• [Exercise goal]: Copy every record exactly, and keep the pictures out.

───

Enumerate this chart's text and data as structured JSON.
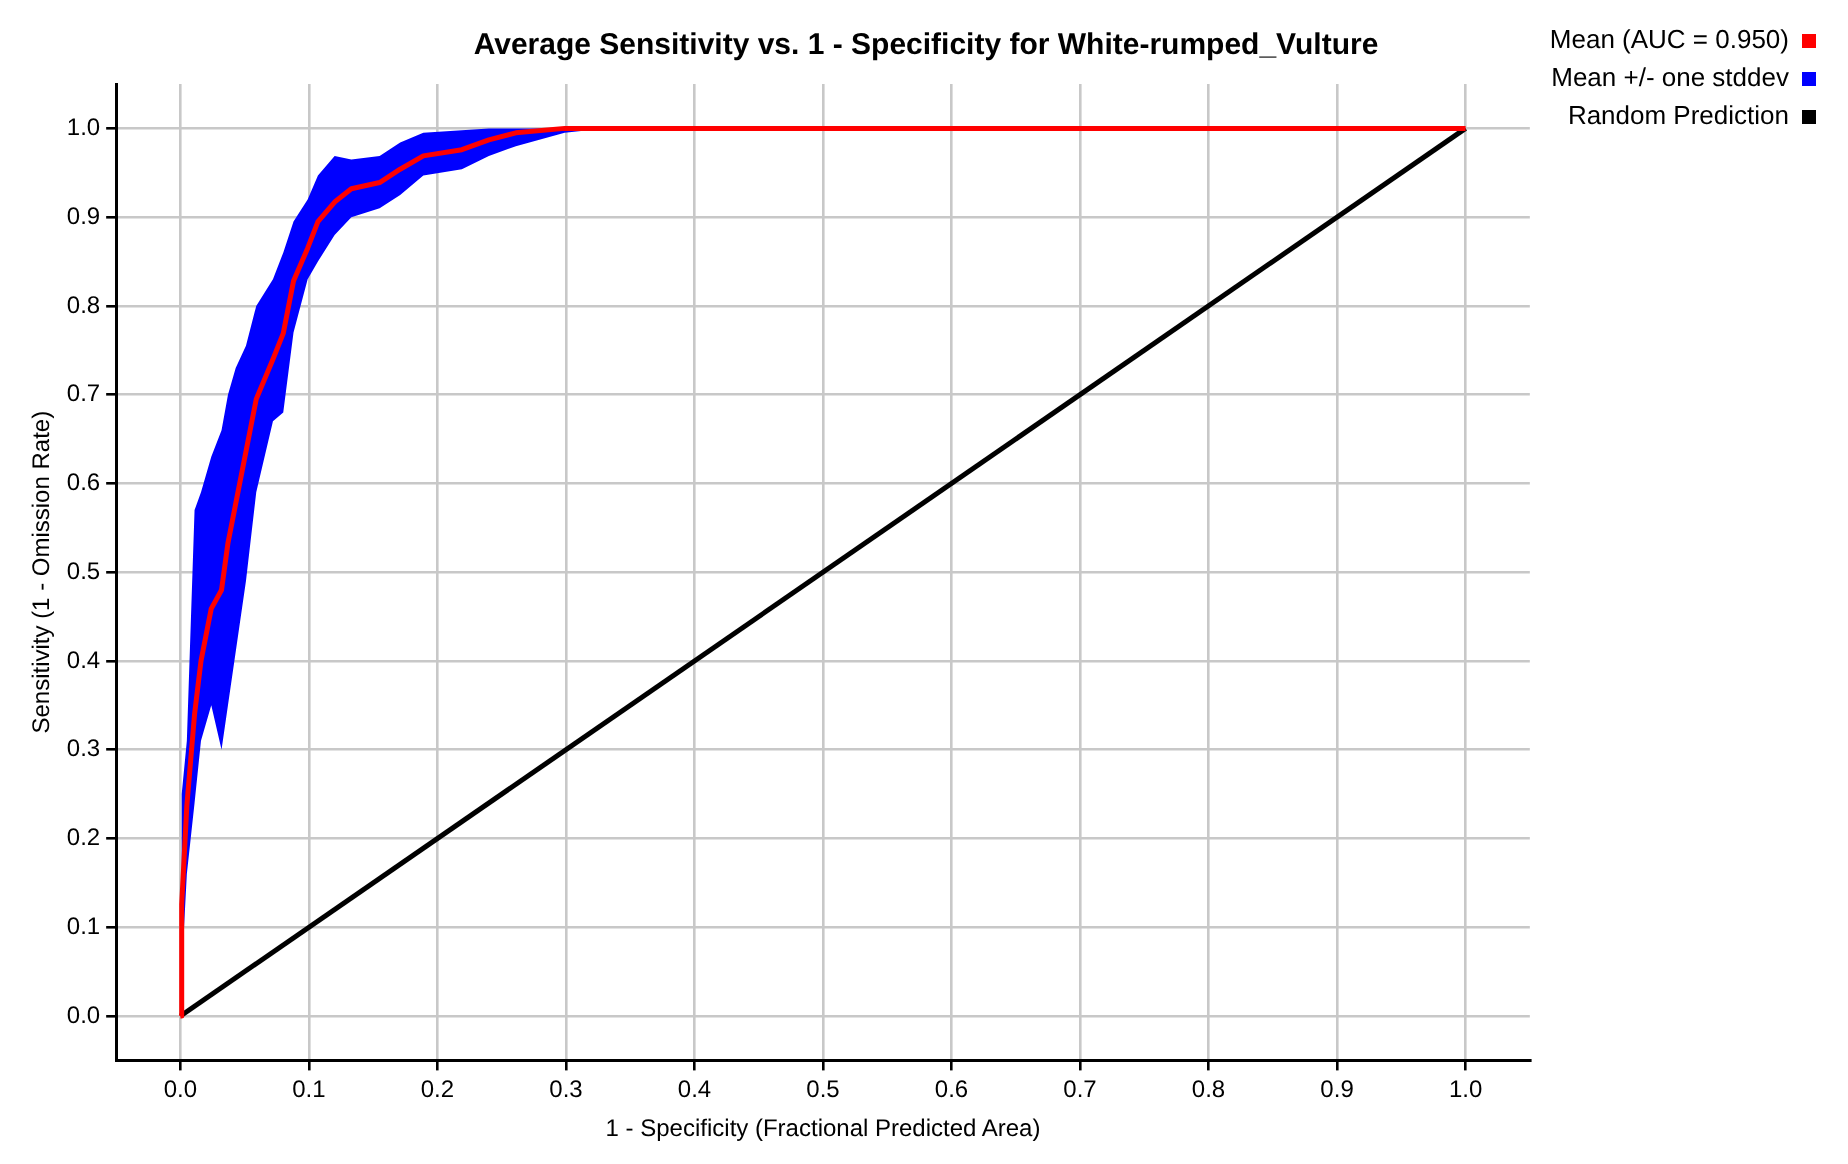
{
  "chart_data": {
    "type": "line",
    "title": "Average Sensitivity vs. 1 - Specificity for White-rumped_Vulture",
    "xlabel": "1 - Specificity (Fractional Predicted Area)",
    "ylabel": "Sensitivity (1 - Omission Rate)",
    "xlim": [
      -0.05,
      1.05
    ],
    "ylim": [
      -0.05,
      1.05
    ],
    "xticks": [
      {
        "value": 0,
        "label": "0.0"
      },
      0.1,
      0.2,
      0.3,
      0.4,
      0.5,
      0.6,
      0.7,
      0.8,
      0.9,
      {
        "value": 1,
        "label": "1.0"
      }
    ],
    "yticks": [
      {
        "value": 0,
        "label": "0.0"
      },
      0.1,
      0.2,
      0.3,
      0.4,
      0.5,
      0.6,
      0.7,
      0.8,
      0.9,
      {
        "value": 1,
        "label": "1.0"
      }
    ],
    "grid": true,
    "legend": "right",
    "marker": "none",
    "line_style": "solid",
    "series": [
      {
        "name": "Mean (AUC = 0.950)",
        "color": "#ff0000",
        "type": "line",
        "x": [
          0,
          0.001,
          0.005,
          0.011,
          0.016,
          0.024,
          0.032,
          0.037,
          0.043,
          0.051,
          0.059,
          0.072,
          0.08,
          0.088,
          0.099,
          0.107,
          0.12,
          0.133,
          0.155,
          0.171,
          0.189,
          0.219,
          0.24,
          0.261,
          0.299,
          0.33,
          1
        ],
        "values": [
          0,
          0.126,
          0.237,
          0.34,
          0.4,
          0.459,
          0.48,
          0.533,
          0.577,
          0.636,
          0.695,
          0.74,
          0.769,
          0.828,
          0.865,
          0.895,
          0.917,
          0.932,
          0.939,
          0.954,
          0.969,
          0.976,
          0.987,
          0.995,
          1,
          1,
          1
        ]
      },
      {
        "name": "Mean +/- one stddev",
        "color": "#0000ff",
        "type": "line",
        "x": [
          0,
          0.001,
          0.005,
          0.011,
          0.016,
          0.024,
          0.032,
          0.037,
          0.043,
          0.051,
          0.059,
          0.072,
          0.08,
          0.088,
          0.099,
          0.107,
          0.12,
          0.133,
          0.155,
          0.171,
          0.189,
          0.219,
          0.24,
          0.261,
          0.299,
          0.33
        ],
        "values": [
          null,
          null,
          null,
          null,
          null,
          null,
          null,
          null,
          null,
          null,
          null,
          null,
          null,
          null,
          null,
          null,
          null,
          null,
          null,
          null,
          null,
          null,
          null,
          null,
          null,
          null
        ],
        "upper": [
          0,
          0.25,
          0.31,
          0.57,
          0.59,
          0.63,
          0.66,
          0.7,
          0.73,
          0.755,
          0.8,
          0.83,
          0.86,
          0.895,
          0.92,
          0.947,
          0.969,
          0.965,
          0.969,
          0.984,
          0.995,
          0.998,
          1,
          1,
          1,
          1
        ],
        "lower": [
          0,
          0.05,
          0.16,
          0.24,
          0.31,
          0.35,
          0.3,
          0.35,
          0.41,
          0.49,
          0.59,
          0.67,
          0.68,
          0.77,
          0.83,
          0.85,
          0.88,
          0.9,
          0.91,
          0.925,
          0.947,
          0.954,
          0.969,
          0.98,
          0.995,
          1
        ]
      },
      {
        "name": "Random Prediction",
        "color": "#000000",
        "type": "line",
        "x": [
          0,
          1
        ],
        "values": [
          0,
          1
        ]
      }
    ]
  }
}
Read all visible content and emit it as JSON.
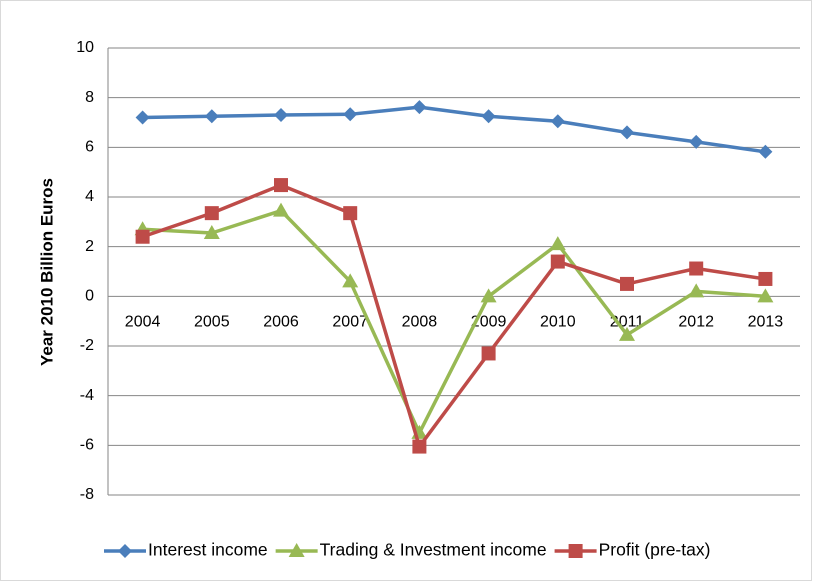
{
  "chart_data": {
    "type": "line",
    "y_label": "Year 2010 Billion Euros",
    "categories": [
      "2004",
      "2005",
      "2006",
      "2007",
      "2008",
      "2009",
      "2010",
      "2011",
      "2012",
      "2013"
    ],
    "series": [
      {
        "name": "Interest income",
        "color": "#4a7ebb",
        "marker": "diamond",
        "values": [
          7.2,
          7.25,
          7.3,
          7.33,
          7.62,
          7.25,
          7.05,
          6.6,
          6.22,
          5.82
        ]
      },
      {
        "name": "Trading & Investment income",
        "color": "#98b954",
        "marker": "triangle",
        "values": [
          2.7,
          2.55,
          3.45,
          0.6,
          -5.5,
          0.0,
          2.1,
          -1.55,
          0.2,
          0.0
        ]
      },
      {
        "name": "Profit (pre-tax)",
        "color": "#be4b48",
        "marker": "square",
        "values": [
          2.4,
          3.35,
          4.48,
          3.35,
          -6.05,
          -2.3,
          1.4,
          0.5,
          1.12,
          0.7
        ]
      }
    ],
    "ylim": [
      -8,
      10
    ],
    "yticks": [
      -8,
      -6,
      -4,
      -2,
      0,
      2,
      4,
      6,
      8,
      10
    ],
    "grid": true,
    "legend": "bottom"
  }
}
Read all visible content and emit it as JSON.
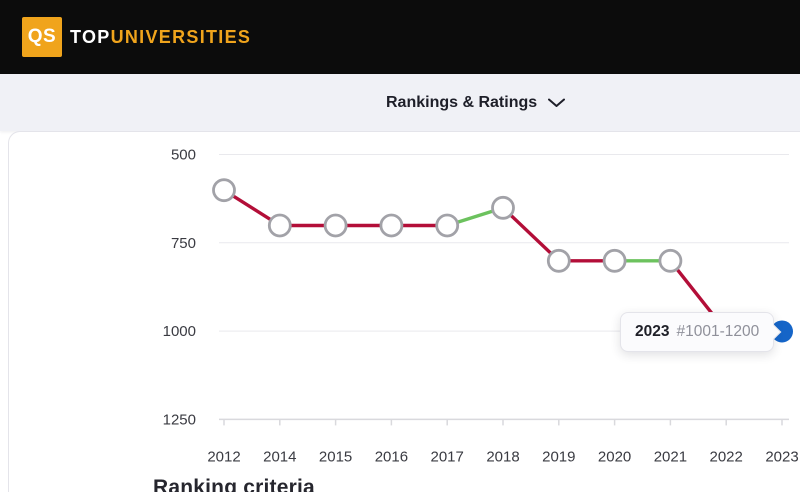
{
  "header": {
    "logo_monogram": "QS",
    "wordmark_top": "TOP",
    "wordmark_rest": "UNIVERSITIES",
    "brand_orange": "#f0a41c",
    "background": "#0c0c0c"
  },
  "subnav": {
    "label": "Rankings & Ratings",
    "icon": "chevron-down",
    "background": "#f0f1f6"
  },
  "sections": {
    "heading": "Ranking criteria"
  },
  "chart_data": {
    "type": "line",
    "title": "",
    "x": [
      "2012",
      "2014",
      "2015",
      "2016",
      "2017",
      "2018",
      "2019",
      "2020",
      "2021",
      "2022",
      "2023"
    ],
    "y_ticks": [
      500,
      750,
      1000,
      1250
    ],
    "y_axis_inverted": true,
    "series": [
      {
        "name": "university-rank-position",
        "values": [
          601,
          701,
          701,
          701,
          701,
          651,
          801,
          801,
          801,
          1001,
          1001
        ]
      }
    ],
    "segment_trend": [
      "down",
      "down",
      "down",
      "down",
      "up",
      "down",
      "down",
      "up",
      "down",
      "down"
    ],
    "highlight_index": 10,
    "tooltip": {
      "year": "2023",
      "rank": "#1001-1200"
    },
    "legend": "none",
    "grid": "horizontal-only",
    "colors": {
      "down": "#b30e38",
      "up": "#6cc25e",
      "marker_fill": "#ffffff",
      "marker_stroke": "#a2a2a8",
      "highlight": "#1565c8",
      "grid": "#e9e9ed",
      "axis": "#d9d9dd",
      "tick_text": "#3a3b42"
    }
  }
}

───

• [Answer in full]:
Enumerate this chart's text and data as structured JSON.
{
  "chart_data": {
    "type": "line",
    "title": "Average Sensitivity vs. 1 - Specificity for White-rumped_Vulture",
    "xlabel": "1 - Specificity (Fractional Predicted Area)",
    "ylabel": "Sensitivity (1 - Omission Rate)",
    "xlim": [
      -0.05,
      1.05
    ],
    "ylim": [
      -0.05,
      1.05
    ],
    "xticks": [
      {
        "value": 0,
        "label": "0.0"
      },
      0.1,
      0.2,
      0.3,
      0.4,
      0.5,
      0.6,
      0.7,
      0.8,
      0.9,
      {
        "value": 1,
        "label": "1.0"
      }
    ],
    "yticks": [
      {
        "value": 0,
        "label": "0.0"
      },
      0.1,
      0.2,
      0.3,
      0.4,
      0.5,
      0.6,
      0.7,
      0.8,
      0.9,
      {
        "value": 1,
        "label": "1.0"
      }
    ],
    "grid": true,
    "legend": "right",
    "marker": "none",
    "line_style": "solid",
    "series": [
      {
        "name": "Mean (AUC = 0.950)",
        "color": "#ff0000",
        "type": "line",
        "x": [
          0,
          0.001,
          0.005,
          0.011,
          0.016,
          0.024,
          0.032,
          0.037,
          0.043,
          0.051,
          0.059,
          0.072,
          0.08,
          0.088,
          0.099,
          0.107,
          0.12,
          0.133,
          0.155,
          0.171,
          0.189,
          0.219,
          0.24,
          0.261,
          0.299,
          0.33,
          1
        ],
        "values": [
          0,
          0.126,
          0.237,
          0.34,
          0.4,
          0.459,
          0.48,
          0.533,
          0.577,
          0.636,
          0.695,
          0.74,
          0.769,
          0.828,
          0.865,
          0.895,
          0.917,
          0.932,
          0.939,
          0.954,
          0.969,
          0.976,
          0.987,
          0.995,
          1,
          1,
          1
        ]
      },
      {
        "name": "Mean +/- one stddev",
        "color": "#0000ff",
        "type": "line",
        "x": [
          0,
          0.001,
          0.005,
          0.011,
          0.016,
          0.024,
          0.032,
          0.037,
          0.043,
          0.051,
          0.059,
          0.072,
          0.08,
          0.088,
          0.099,
          0.107,
          0.12,
          0.133,
          0.155,
          0.171,
          0.189,
          0.219,
          0.24,
          0.261,
          0.299,
          0.33
        ],
        "values": [
          null,
          null,
          null,
          null,
          null,
          null,
          null,
          null,
          null,
          null,
          null,
          null,
          null,
          null,
          null,
          null,
          null,
          null,
          null,
          null,
          null,
          null,
          null,
          null,
          null,
          null
        ],
        "upper": [
          0,
          0.25,
          0.31,
          0.57,
          0.59,
          0.63,
          0.66,
          0.7,
          0.73,
          0.755,
          0.8,
          0.83,
          0.86,
          0.895,
          0.92,
          0.947,
          0.969,
          0.965,
          0.969,
          0.984,
          0.995,
          0.998,
          1,
          1,
          1,
          1
        ],
        "lower": [
          0,
          0.05,
          0.16,
          0.24,
          0.31,
          0.35,
          0.3,
          0.35,
          0.41,
          0.49,
          0.59,
          0.67,
          0.68,
          0.77,
          0.83,
          0.85,
          0.88,
          0.9,
          0.91,
          0.925,
          0.947,
          0.954,
          0.969,
          0.98,
          0.995,
          1
        ]
      },
      {
        "name": "Random Prediction",
        "color": "#000000",
        "type": "line",
        "x": [
          0,
          1
        ],
        "values": [
          0,
          1
        ]
      }
    ]
  }
}
Read all visible content and emit it as JSON.
{
  "chart_data": {
    "type": "line",
    "y_label": "Year 2010 Billion Euros",
    "categories": [
      "2004",
      "2005",
      "2006",
      "2007",
      "2008",
      "2009",
      "2010",
      "2011",
      "2012",
      "2013"
    ],
    "series": [
      {
        "name": "Interest income",
        "color": "#4a7ebb",
        "marker": "diamond",
        "values": [
          7.2,
          7.25,
          7.3,
          7.33,
          7.62,
          7.25,
          7.05,
          6.6,
          6.22,
          5.82
        ]
      },
      {
        "name": "Trading & Investment income",
        "color": "#98b954",
        "marker": "triangle",
        "values": [
          2.7,
          2.55,
          3.45,
          0.6,
          -5.5,
          0.0,
          2.1,
          -1.55,
          0.2,
          0.0
        ]
      },
      {
        "name": "Profit (pre-tax)",
        "color": "#be4b48",
        "marker": "square",
        "values": [
          2.4,
          3.35,
          4.48,
          3.35,
          -6.05,
          -2.3,
          1.4,
          0.5,
          1.12,
          0.7
        ]
      }
    ],
    "ylim": [
      -8,
      10
    ],
    "yticks": [
      -8,
      -6,
      -4,
      -2,
      0,
      2,
      4,
      6,
      8,
      10
    ],
    "grid": true,
    "legend": "bottom"
  }
}
Read all visible content and emit it as JSON.
{
  "header": {
    "logo_monogram": "QS",
    "wordmark_top": "TOP",
    "wordmark_rest": "UNIVERSITIES",
    "brand_orange": "#f0a41c",
    "background": "#0c0c0c"
  },
  "subnav": {
    "label": "Rankings & Ratings",
    "icon": "chevron-down",
    "background": "#f0f1f6"
  },
  "sections": {
    "heading": "Ranking criteria"
  },
  "chart_data": {
    "type": "line",
    "title": "",
    "x": [
      "2012",
      "2014",
      "2015",
      "2016",
      "2017",
      "2018",
      "2019",
      "2020",
      "2021",
      "2022",
      "2023"
    ],
    "y_ticks": [
      500,
      750,
      1000,
      1250
    ],
    "y_axis_inverted": true,
    "series": [
      {
        "name": "university-rank-position",
        "values": [
          601,
          701,
          701,
          701,
          701,
          651,
          801,
          801,
          801,
          1001,
          1001
        ]
      }
    ],
    "segment_trend": [
      "down",
      "down",
      "down",
      "down",
      "up",
      "down",
      "down",
      "up",
      "down",
      "down"
    ],
    "highlight_index": 10,
    "tooltip": {
      "year": "2023",
      "rank": "#1001-1200"
    },
    "legend": "none",
    "grid": "horizontal-only",
    "colors": {
      "down": "#b30e38",
      "up": "#6cc25e",
      "marker_fill": "#ffffff",
      "marker_stroke": "#a2a2a8",
      "highlight": "#1565c8",
      "grid": "#e9e9ed",
      "axis": "#d9d9dd",
      "tick_text": "#3a3b42"
    }
  }
}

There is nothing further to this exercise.